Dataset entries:
+++
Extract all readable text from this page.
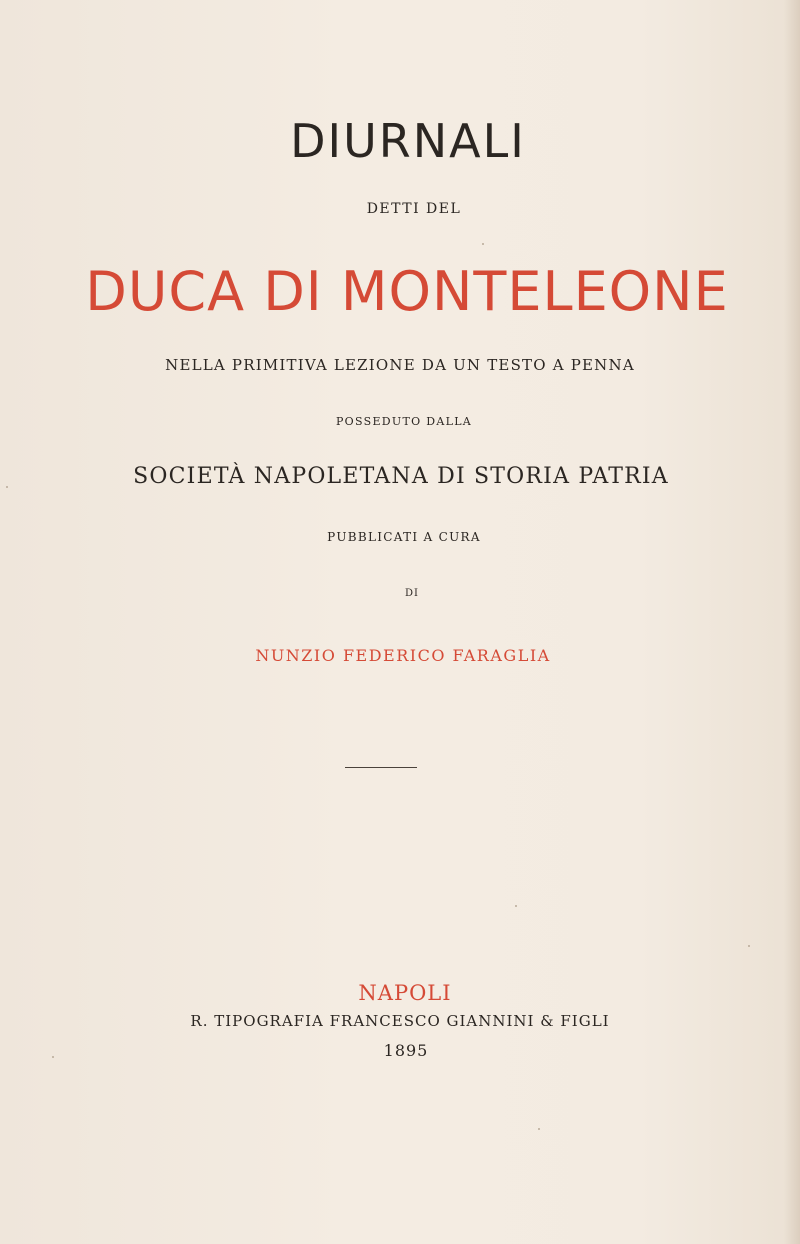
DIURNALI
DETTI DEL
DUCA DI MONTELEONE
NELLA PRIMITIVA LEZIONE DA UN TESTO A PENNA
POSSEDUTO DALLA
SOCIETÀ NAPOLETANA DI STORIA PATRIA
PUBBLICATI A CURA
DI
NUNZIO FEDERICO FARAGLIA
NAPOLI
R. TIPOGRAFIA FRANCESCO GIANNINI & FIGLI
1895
+++
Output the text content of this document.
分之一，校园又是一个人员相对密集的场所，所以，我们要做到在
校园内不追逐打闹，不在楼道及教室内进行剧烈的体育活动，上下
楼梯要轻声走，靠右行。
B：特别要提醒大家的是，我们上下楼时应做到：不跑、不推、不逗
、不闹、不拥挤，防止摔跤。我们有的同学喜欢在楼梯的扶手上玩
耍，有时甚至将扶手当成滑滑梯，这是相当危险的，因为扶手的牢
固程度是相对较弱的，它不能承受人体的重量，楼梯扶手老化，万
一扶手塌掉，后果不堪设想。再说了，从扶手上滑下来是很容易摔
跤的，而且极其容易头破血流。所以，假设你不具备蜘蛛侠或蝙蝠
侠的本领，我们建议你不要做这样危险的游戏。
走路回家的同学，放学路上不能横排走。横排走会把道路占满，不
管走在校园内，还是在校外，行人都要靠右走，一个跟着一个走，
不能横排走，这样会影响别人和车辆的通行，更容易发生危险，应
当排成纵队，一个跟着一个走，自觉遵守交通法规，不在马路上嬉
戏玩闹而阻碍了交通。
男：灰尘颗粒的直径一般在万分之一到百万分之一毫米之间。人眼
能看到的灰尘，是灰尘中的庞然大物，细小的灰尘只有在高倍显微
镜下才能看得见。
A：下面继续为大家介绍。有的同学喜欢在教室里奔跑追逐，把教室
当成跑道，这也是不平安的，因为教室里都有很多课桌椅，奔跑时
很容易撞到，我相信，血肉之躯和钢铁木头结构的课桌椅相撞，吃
+++
Of the lines in the entries above, how many include "this"? Only the number should be given.

2